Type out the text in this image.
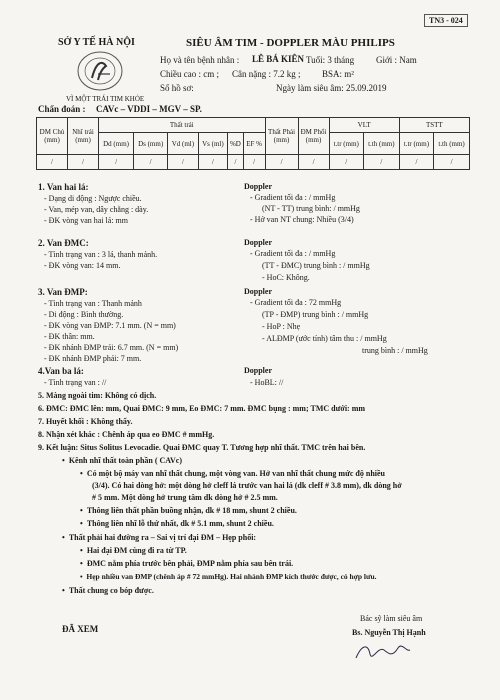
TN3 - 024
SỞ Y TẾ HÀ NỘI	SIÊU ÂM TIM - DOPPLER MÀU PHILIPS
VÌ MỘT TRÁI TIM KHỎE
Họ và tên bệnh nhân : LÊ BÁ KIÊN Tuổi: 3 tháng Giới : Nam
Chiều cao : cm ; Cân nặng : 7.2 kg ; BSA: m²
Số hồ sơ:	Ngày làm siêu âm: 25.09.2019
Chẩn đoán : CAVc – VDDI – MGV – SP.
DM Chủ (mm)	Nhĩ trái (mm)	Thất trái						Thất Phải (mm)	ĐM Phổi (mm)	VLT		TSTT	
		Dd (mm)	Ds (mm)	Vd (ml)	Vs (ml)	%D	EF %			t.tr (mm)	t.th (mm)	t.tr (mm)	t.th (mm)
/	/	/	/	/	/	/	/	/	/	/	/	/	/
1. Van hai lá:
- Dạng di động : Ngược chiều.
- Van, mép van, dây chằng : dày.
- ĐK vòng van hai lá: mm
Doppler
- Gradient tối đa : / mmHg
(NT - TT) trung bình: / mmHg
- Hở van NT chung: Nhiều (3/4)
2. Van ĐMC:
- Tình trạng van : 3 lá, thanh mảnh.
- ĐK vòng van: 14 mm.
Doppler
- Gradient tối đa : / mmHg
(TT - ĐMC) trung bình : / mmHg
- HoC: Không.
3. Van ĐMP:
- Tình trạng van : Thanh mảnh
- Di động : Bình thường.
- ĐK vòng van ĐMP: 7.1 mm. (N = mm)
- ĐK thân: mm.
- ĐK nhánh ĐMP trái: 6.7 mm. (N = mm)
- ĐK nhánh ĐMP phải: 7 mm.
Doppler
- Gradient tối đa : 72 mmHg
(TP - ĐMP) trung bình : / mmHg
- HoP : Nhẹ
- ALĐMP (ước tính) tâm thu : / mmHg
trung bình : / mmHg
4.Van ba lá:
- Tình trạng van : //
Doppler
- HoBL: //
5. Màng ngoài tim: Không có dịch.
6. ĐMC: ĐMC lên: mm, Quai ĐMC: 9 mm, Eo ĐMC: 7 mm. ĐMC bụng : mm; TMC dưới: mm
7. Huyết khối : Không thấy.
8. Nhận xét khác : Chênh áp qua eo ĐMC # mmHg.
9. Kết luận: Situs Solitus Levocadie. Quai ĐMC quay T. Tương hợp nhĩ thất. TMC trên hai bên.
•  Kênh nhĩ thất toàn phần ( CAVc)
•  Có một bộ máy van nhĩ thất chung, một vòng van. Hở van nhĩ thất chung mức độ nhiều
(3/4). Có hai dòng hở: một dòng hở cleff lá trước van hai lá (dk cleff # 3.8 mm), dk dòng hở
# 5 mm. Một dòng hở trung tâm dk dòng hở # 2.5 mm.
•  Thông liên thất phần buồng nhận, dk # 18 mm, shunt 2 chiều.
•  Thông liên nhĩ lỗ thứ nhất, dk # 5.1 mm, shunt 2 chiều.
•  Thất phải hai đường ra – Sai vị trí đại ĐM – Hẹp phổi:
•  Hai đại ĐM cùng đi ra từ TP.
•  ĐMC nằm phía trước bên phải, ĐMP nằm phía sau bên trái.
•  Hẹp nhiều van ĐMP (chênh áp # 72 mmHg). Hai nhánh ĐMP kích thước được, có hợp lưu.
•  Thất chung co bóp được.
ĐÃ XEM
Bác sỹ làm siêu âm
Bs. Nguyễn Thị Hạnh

§ **Exercise brief**: Work out the number of lines above that include the string "phần" and write only that number.

§ **Solution to this task**: 2